Some records:
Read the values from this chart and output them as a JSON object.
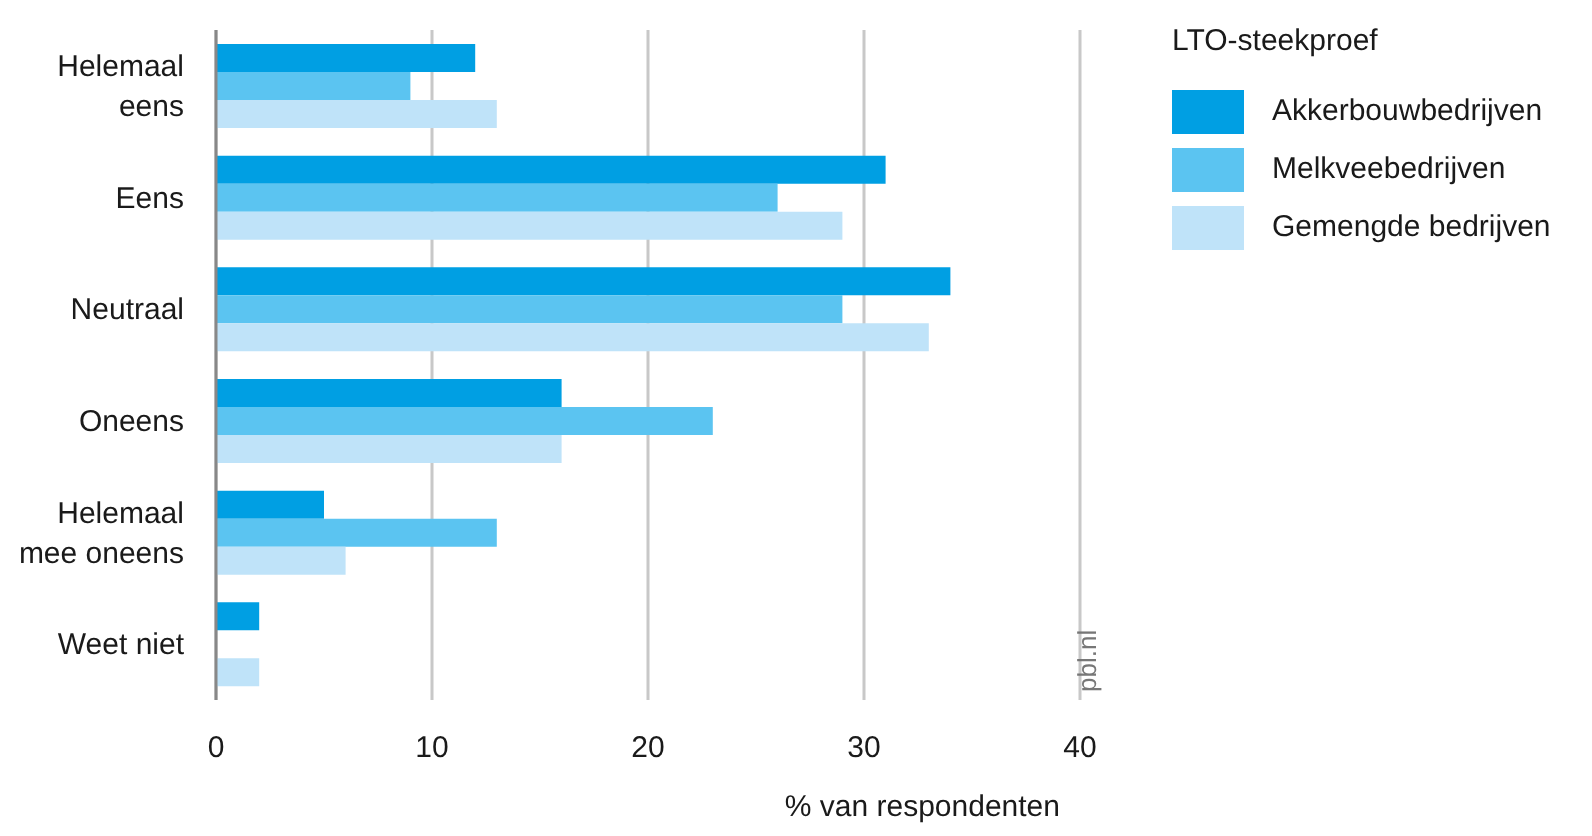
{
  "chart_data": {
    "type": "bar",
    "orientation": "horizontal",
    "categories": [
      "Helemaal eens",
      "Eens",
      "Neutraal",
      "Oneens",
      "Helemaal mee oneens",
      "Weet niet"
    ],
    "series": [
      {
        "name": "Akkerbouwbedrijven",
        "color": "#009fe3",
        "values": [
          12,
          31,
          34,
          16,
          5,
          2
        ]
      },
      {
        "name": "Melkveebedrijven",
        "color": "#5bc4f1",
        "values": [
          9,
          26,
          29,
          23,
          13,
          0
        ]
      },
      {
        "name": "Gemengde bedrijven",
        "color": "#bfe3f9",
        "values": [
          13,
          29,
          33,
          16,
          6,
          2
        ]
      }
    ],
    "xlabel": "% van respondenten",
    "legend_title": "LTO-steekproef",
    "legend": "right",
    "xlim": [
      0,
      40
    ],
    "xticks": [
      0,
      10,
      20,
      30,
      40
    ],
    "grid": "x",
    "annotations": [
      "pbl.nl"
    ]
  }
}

— What you have to do —
Transcribe every entry word for word, but omit the pictures.

— Exercise result —
Read the values from this chart and output them as a JSON object.
{
  "chart_data": {
    "type": "bar",
    "orientation": "horizontal",
    "categories": [
      "Helemaal eens",
      "Eens",
      "Neutraal",
      "Oneens",
      "Helemaal mee oneens",
      "Weet niet"
    ],
    "series": [
      {
        "name": "Akkerbouwbedrijven",
        "color": "#009fe3",
        "values": [
          12,
          31,
          34,
          16,
          5,
          2
        ]
      },
      {
        "name": "Melkveebedrijven",
        "color": "#5bc4f1",
        "values": [
          9,
          26,
          29,
          23,
          13,
          0
        ]
      },
      {
        "name": "Gemengde bedrijven",
        "color": "#bfe3f9",
        "values": [
          13,
          29,
          33,
          16,
          6,
          2
        ]
      }
    ],
    "xlabel": "% van respondenten",
    "legend_title": "LTO-steekproef",
    "legend": "right",
    "xlim": [
      0,
      40
    ],
    "xticks": [
      0,
      10,
      20,
      30,
      40
    ],
    "grid": "x",
    "annotations": [
      "pbl.nl"
    ]
  }
}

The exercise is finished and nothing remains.